## Goal of the exercise
Tally up the lines that include "JSON" and state that number by itself.

Extracted data entries
○ ○ ○ ○ ○ ○ ○
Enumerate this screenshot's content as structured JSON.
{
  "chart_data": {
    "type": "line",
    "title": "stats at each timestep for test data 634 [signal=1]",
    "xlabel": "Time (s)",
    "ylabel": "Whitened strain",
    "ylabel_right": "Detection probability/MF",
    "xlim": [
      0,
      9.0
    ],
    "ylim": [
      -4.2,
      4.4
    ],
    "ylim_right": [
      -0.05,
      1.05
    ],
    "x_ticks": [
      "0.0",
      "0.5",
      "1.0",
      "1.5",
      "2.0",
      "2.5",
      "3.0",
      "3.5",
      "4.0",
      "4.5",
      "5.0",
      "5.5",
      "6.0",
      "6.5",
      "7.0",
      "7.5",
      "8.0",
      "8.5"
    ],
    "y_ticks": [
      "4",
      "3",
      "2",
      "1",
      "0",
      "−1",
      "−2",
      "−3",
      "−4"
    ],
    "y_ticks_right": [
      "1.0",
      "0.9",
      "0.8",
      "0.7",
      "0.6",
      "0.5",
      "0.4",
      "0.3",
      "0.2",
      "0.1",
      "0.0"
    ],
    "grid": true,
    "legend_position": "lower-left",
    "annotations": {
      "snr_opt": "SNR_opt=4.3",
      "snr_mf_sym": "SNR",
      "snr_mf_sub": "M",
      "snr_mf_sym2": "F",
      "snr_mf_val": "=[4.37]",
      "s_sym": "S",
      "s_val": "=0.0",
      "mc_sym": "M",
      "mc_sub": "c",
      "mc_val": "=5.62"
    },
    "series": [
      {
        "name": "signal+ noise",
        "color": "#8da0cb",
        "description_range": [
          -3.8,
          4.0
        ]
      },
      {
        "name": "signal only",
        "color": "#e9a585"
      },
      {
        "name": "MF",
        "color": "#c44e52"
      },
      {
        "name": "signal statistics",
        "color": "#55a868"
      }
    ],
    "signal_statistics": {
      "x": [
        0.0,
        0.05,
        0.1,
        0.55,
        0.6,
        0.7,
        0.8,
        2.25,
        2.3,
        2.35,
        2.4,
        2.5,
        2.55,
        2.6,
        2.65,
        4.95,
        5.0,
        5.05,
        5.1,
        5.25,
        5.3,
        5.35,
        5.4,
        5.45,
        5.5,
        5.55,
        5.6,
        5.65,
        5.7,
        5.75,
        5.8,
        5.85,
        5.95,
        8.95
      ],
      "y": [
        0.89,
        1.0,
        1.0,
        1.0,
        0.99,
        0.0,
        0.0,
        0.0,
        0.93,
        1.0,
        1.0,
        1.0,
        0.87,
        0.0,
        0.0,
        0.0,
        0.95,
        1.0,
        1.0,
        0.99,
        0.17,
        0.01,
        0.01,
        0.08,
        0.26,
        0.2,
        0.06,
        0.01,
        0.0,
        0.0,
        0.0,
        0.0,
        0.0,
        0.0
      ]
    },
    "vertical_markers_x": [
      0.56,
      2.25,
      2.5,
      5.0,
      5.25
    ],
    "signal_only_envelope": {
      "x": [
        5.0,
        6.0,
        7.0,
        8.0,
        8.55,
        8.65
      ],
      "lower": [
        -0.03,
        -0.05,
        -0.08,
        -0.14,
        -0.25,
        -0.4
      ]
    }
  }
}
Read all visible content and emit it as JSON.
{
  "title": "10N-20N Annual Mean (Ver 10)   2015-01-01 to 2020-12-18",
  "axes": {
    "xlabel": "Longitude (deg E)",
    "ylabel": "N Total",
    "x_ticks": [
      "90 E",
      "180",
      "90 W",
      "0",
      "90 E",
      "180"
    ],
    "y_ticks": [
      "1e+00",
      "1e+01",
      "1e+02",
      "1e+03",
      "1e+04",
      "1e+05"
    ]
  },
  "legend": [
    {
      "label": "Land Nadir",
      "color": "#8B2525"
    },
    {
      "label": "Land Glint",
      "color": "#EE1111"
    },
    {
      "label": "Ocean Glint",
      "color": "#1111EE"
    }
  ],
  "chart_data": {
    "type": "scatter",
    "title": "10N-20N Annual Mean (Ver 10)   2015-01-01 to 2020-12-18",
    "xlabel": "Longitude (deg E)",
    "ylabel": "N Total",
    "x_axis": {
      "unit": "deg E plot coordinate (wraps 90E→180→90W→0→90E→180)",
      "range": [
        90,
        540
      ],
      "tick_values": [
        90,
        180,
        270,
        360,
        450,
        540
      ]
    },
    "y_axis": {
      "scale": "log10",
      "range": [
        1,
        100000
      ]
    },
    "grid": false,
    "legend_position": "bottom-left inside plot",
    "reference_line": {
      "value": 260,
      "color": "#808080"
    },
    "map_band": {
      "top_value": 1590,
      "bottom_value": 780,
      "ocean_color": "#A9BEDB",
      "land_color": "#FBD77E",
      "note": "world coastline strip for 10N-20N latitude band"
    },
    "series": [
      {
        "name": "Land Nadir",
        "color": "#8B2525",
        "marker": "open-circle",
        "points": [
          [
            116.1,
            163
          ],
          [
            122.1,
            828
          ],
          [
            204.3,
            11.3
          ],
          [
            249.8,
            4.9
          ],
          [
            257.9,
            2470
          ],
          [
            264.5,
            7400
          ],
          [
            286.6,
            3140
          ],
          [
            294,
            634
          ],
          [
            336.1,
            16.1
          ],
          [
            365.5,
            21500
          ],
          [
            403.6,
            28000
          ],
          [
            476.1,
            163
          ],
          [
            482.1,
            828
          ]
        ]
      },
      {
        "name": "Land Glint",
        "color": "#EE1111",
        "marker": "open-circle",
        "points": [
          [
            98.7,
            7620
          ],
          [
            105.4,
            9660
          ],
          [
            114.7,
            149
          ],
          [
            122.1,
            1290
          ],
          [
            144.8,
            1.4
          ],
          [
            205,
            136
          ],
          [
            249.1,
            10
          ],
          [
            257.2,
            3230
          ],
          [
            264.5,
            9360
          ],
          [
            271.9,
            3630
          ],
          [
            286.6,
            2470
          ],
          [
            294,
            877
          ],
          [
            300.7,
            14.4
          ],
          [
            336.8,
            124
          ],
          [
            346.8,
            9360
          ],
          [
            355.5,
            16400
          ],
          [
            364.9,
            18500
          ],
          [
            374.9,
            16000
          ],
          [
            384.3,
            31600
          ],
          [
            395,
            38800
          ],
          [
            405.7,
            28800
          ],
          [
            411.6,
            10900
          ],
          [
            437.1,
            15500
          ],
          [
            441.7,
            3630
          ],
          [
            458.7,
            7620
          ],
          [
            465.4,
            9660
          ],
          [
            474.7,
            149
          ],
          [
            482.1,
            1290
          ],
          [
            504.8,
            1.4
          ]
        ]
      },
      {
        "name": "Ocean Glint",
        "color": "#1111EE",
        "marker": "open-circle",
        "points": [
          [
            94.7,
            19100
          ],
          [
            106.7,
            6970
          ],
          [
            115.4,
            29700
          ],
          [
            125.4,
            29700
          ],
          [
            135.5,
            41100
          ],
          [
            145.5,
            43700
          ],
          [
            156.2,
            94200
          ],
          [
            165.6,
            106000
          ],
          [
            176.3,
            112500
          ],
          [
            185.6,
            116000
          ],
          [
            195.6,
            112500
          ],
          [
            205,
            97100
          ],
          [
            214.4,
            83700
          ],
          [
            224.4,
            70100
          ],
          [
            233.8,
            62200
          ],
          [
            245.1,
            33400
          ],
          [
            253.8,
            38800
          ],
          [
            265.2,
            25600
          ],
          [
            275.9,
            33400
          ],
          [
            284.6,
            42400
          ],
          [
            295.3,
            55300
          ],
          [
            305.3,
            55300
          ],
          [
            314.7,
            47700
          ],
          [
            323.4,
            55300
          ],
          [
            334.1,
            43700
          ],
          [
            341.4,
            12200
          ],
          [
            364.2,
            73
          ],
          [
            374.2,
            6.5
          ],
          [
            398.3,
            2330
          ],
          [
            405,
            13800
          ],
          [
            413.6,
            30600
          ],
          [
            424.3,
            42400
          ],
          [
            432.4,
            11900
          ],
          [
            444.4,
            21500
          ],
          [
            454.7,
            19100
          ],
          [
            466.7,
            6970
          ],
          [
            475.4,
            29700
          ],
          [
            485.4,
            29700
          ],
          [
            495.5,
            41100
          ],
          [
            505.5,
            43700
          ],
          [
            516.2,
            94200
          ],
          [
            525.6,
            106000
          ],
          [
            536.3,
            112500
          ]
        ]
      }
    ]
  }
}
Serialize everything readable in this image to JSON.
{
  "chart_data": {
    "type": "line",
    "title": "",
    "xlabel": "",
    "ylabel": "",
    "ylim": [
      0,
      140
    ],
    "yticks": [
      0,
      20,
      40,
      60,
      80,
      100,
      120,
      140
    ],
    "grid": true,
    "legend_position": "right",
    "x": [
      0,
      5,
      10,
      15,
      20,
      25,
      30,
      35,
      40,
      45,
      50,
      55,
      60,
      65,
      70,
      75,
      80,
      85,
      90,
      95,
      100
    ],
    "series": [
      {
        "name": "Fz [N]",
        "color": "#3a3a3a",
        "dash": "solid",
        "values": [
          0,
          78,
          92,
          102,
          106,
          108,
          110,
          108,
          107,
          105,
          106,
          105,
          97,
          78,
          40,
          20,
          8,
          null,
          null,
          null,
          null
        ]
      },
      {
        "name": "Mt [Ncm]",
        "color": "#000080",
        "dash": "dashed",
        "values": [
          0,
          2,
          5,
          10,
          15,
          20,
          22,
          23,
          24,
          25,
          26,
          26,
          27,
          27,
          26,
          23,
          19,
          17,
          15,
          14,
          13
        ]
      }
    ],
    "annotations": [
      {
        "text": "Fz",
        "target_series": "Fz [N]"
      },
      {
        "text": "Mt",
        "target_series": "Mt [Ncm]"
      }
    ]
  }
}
○ ○ ○ ○ ○ ○ ○
## Task solution
3